● **Your objective**: Reproduce all records verbatim.

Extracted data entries
--

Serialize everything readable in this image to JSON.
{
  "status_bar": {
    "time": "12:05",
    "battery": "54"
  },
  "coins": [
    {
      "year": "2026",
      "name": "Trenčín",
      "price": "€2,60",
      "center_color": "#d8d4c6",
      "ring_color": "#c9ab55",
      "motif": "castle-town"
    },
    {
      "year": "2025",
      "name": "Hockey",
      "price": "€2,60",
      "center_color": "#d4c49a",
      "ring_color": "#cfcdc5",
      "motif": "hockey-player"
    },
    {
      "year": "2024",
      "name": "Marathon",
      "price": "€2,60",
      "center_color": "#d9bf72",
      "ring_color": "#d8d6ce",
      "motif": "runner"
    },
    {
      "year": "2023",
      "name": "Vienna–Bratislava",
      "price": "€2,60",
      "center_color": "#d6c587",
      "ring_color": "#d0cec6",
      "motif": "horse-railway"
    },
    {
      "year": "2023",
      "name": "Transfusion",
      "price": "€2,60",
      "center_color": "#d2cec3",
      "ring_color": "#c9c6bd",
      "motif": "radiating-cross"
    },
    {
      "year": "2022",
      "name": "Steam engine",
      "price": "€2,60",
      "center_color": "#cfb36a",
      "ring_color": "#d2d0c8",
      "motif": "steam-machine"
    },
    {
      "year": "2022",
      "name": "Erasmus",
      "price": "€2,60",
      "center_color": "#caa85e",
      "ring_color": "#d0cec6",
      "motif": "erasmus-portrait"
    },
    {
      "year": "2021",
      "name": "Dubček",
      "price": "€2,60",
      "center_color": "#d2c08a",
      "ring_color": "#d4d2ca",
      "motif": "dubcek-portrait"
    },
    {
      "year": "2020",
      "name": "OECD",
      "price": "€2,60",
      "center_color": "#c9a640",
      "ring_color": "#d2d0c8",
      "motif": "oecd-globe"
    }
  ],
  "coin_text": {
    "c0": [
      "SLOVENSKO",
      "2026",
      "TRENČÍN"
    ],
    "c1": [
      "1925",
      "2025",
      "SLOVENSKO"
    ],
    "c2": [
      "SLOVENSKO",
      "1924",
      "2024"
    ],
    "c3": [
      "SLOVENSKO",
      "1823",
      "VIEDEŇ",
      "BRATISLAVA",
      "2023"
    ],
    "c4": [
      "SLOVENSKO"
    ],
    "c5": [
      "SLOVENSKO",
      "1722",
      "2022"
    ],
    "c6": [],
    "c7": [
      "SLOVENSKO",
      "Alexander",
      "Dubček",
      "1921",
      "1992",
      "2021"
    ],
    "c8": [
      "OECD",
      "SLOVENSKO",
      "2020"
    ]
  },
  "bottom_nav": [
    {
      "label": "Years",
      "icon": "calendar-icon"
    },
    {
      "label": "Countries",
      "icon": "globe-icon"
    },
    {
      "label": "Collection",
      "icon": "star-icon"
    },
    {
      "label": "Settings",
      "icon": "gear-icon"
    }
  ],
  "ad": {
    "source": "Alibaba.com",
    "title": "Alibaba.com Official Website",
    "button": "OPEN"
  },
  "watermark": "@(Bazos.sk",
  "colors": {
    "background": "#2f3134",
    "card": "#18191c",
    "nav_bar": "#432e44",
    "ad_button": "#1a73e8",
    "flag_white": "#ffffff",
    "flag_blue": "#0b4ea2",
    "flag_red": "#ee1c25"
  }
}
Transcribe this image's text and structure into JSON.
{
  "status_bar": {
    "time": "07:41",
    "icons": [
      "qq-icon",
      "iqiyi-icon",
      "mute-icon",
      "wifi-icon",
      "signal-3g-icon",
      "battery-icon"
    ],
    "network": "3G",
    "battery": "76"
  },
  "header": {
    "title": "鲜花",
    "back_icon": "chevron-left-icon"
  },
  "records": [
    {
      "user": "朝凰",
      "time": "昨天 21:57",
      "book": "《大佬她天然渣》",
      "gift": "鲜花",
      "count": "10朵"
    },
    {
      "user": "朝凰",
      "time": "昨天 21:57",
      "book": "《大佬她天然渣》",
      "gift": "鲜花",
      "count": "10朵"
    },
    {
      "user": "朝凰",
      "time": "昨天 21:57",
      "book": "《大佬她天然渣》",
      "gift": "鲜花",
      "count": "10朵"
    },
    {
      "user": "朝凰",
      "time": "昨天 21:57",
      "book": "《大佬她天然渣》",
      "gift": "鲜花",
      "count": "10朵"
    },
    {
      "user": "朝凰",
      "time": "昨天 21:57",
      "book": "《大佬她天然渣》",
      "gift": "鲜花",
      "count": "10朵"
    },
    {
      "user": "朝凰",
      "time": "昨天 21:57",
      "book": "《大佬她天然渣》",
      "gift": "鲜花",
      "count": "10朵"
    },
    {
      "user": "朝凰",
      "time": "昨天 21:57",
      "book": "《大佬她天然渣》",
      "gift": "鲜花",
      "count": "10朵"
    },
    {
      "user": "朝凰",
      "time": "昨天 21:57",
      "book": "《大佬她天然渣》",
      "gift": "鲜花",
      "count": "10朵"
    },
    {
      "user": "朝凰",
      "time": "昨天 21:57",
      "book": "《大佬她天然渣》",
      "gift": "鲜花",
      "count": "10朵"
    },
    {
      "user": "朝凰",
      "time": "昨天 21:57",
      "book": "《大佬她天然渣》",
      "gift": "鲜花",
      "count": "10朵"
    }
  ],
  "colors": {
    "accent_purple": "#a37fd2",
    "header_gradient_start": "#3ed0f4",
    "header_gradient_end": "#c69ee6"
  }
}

--

● **Exercise solution**:
Serialize everything readable in this image to JSON.
{
  "status_bar": {
    "time": "12:05",
    "battery": "54"
  },
  "coins": [
    {
      "year": "2026",
      "name": "Trenčín",
      "price": "€2,60",
      "center_color": "#d8d4c6",
      "ring_color": "#c9ab55",
      "motif": "castle-town"
    },
    {
      "year": "2025",
      "name": "Hockey",
      "price": "€2,60",
      "center_color": "#d4c49a",
      "ring_color": "#cfcdc5",
      "motif": "hockey-player"
    },
    {
      "year": "2024",
      "name": "Marathon",
      "price": "€2,60",
      "center_color": "#d9bf72",
      "ring_color": "#d8d6ce",
      "motif": "runner"
    },
    {
      "year": "2023",
      "name": "Vienna–Bratislava",
      "price": "€2,60",
      "center_color": "#d6c587",
      "ring_color": "#d0cec6",
      "motif": "horse-railway"
    },
    {
      "year": "2023",
      "name": "Transfusion",
      "price": "€2,60",
      "center_color": "#d2cec3",
      "ring_color": "#c9c6bd",
      "motif": "radiating-cross"
    },
    {
      "year": "2022",
      "name": "Steam engine",
      "price": "€2,60",
      "center_color": "#cfb36a",
      "ring_color": "#d2d0c8",
      "motif": "steam-machine"
    },
    {
      "year": "2022",
      "name": "Erasmus",
      "price": "€2,60",
      "center_color": "#caa85e",
      "ring_color": "#d0cec6",
      "motif": "erasmus-portrait"
    },
    {
      "year": "2021",
      "name": "Dubček",
      "price": "€2,60",
      "center_color": "#d2c08a",
      "ring_color": "#d4d2ca",
      "motif": "dubcek-portrait"
    },
    {
      "year": "2020",
      "name": "OECD",
      "price": "€2,60",
      "center_color": "#c9a640",
      "ring_color": "#d2d0c8",
      "motif": "oecd-globe"
    }
  ],
  "coin_text": {
    "c0": [
      "SLOVENSKO",
      "2026",
      "TRENČÍN"
    ],
    "c1": [
      "1925",
      "2025",
      "SLOVENSKO"
    ],
    "c2": [
      "SLOVENSKO",
      "1924",
      "2024"
    ],
    "c3": [
      "SLOVENSKO",
      "1823",
      "VIEDEŇ",
      "BRATISLAVA",
      "2023"
    ],
    "c4": [
      "SLOVENSKO"
    ],
    "c5": [
      "SLOVENSKO",
      "1722",
      "2022"
    ],
    "c6": [],
    "c7": [
      "SLOVENSKO",
      "Alexander",
      "Dubček",
      "1921",
      "1992",
      "2021"
    ],
    "c8": [
      "OECD",
      "SLOVENSKO",
      "2020"
    ]
  },
  "bottom_nav": [
    {
      "label": "Years",
      "icon": "calendar-icon"
    },
    {
      "label": "Countries",
      "icon": "globe-icon"
    },
    {
      "label": "Collection",
      "icon": "star-icon"
    },
    {
      "label": "Settings",
      "icon": "gear-icon"
    }
  ],
  "ad": {
    "source": "Alibaba.com",
    "title": "Alibaba.com Official Website",
    "button": "OPEN"
  },
  "watermark": "@(Bazos.sk",
  "colors": {
    "background": "#2f3134",
    "card": "#18191c",
    "nav_bar": "#432e44",
    "ad_button": "#1a73e8",
    "flag_white": "#ffffff",
    "flag_blue": "#0b4ea2",
    "flag_red": "#ee1c25"
  }
}
Transcribe this image's text and structure into JSON.
{
  "status_bar": {
    "time": "07:41",
    "icons": [
      "qq-icon",
      "iqiyi-icon",
      "mute-icon",
      "wifi-icon",
      "signal-3g-icon",
      "battery-icon"
    ],
    "network": "3G",
    "battery": "76"
  },
  "header": {
    "title": "鲜花",
    "back_icon": "chevron-left-icon"
  },
  "records": [
    {
      "user": "朝凰",
      "time": "昨天 21:57",
      "book": "《大佬她天然渣》",
      "gift": "鲜花",
      "count": "10朵"
    },
    {
      "user": "朝凰",
      "time": "昨天 21:57",
      "book": "《大佬她天然渣》",
      "gift": "鲜花",
      "count": "10朵"
    },
    {
      "user": "朝凰",
      "time": "昨天 21:57",
      "book": "《大佬她天然渣》",
      "gift": "鲜花",
      "count": "10朵"
    },
    {
      "user": "朝凰",
      "time": "昨天 21:57",
      "book": "《大佬她天然渣》",
      "gift": "鲜花",
      "count": "10朵"
    },
    {
      "user": "朝凰",
      "time": "昨天 21:57",
      "book": "《大佬她天然渣》",
      "gift": "鲜花",
      "count": "10朵"
    },
    {
      "user": "朝凰",
      "time": "昨天 21:57",
      "book": "《大佬她天然渣》",
      "gift": "鲜花",
      "count": "10朵"
    },
    {
      "user": "朝凰",
      "time": "昨天 21:57",
      "book": "《大佬她天然渣》",
      "gift": "鲜花",
      "count": "10朵"
    },
    {
      "user": "朝凰",
      "time": "昨天 21:57",
      "book": "《大佬她天然渣》",
      "gift": "鲜花",
      "count": "10朵"
    },
    {
      "user": "朝凰",
      "time": "昨天 21:57",
      "book": "《大佬她天然渣》",
      "gift": "鲜花",
      "count": "10朵"
    },
    {
      "user": "朝凰",
      "time": "昨天 21:57",
      "book": "《大佬她天然渣》",
      "gift": "鲜花",
      "count": "10朵"
    }
  ],
  "colors": {
    "accent_purple": "#a37fd2",
    "header_gradient_start": "#3ed0f4",
    "header_gradient_end": "#c69ee6"
  }
}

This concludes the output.